### Instructions for the task
Work through the material below line by line and say how many lines include the word "тебе". Only the number, please.

Data records:

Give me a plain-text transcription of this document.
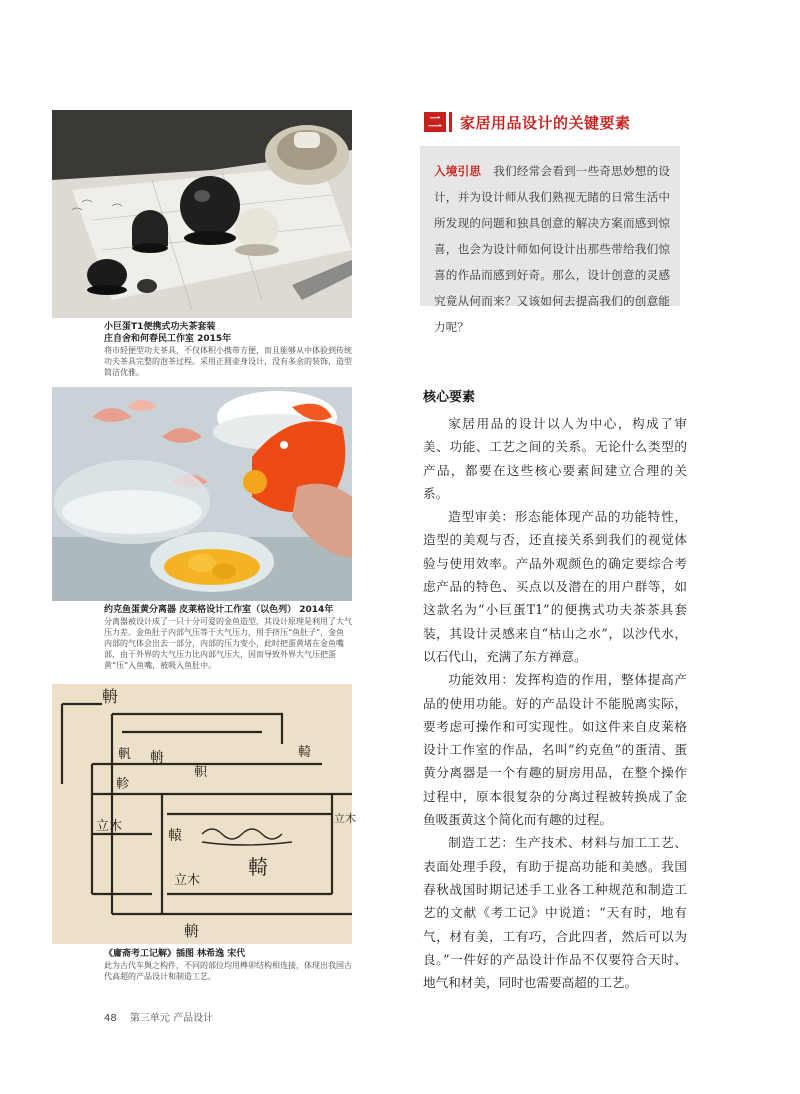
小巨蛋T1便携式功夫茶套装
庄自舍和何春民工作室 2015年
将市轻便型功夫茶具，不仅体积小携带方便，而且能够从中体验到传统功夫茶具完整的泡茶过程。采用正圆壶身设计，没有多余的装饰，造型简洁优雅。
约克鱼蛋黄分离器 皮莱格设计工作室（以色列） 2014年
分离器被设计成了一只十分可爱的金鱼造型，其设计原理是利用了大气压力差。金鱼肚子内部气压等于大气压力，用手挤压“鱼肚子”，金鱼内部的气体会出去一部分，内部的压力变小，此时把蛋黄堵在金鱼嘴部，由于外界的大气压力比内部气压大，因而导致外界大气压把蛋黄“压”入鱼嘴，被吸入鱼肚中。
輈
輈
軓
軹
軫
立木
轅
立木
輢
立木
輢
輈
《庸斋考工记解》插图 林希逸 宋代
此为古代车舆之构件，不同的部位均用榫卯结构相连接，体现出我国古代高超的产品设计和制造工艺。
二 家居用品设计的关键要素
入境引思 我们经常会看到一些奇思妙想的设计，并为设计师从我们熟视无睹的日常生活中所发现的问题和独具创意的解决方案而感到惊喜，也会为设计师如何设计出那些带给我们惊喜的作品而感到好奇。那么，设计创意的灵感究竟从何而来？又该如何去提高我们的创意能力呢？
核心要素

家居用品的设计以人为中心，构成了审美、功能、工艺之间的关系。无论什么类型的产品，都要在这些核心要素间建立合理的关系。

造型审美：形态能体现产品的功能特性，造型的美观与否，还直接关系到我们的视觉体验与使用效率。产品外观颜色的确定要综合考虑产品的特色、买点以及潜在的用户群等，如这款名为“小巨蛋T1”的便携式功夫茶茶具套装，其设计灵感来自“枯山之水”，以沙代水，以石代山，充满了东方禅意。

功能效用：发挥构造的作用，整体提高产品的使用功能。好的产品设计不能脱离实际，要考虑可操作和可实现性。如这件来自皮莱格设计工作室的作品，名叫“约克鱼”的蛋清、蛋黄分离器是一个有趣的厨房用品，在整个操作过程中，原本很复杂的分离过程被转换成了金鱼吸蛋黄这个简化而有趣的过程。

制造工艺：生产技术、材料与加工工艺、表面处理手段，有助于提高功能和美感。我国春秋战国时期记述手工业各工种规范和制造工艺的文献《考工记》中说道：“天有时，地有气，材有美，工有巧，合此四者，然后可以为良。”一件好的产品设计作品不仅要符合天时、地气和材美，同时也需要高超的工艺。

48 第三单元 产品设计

==

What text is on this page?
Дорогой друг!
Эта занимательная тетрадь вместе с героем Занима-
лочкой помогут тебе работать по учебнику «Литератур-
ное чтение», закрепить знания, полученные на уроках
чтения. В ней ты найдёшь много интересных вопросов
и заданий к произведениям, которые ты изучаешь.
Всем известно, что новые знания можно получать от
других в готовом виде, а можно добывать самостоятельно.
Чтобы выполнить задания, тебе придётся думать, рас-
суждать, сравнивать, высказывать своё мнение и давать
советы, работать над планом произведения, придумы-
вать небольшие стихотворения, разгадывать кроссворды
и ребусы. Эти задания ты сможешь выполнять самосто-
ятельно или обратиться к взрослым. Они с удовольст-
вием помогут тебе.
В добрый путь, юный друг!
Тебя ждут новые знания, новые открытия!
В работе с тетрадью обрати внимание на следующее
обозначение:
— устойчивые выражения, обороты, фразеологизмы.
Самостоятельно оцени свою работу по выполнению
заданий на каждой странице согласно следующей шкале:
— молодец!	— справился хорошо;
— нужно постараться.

### Correct response
3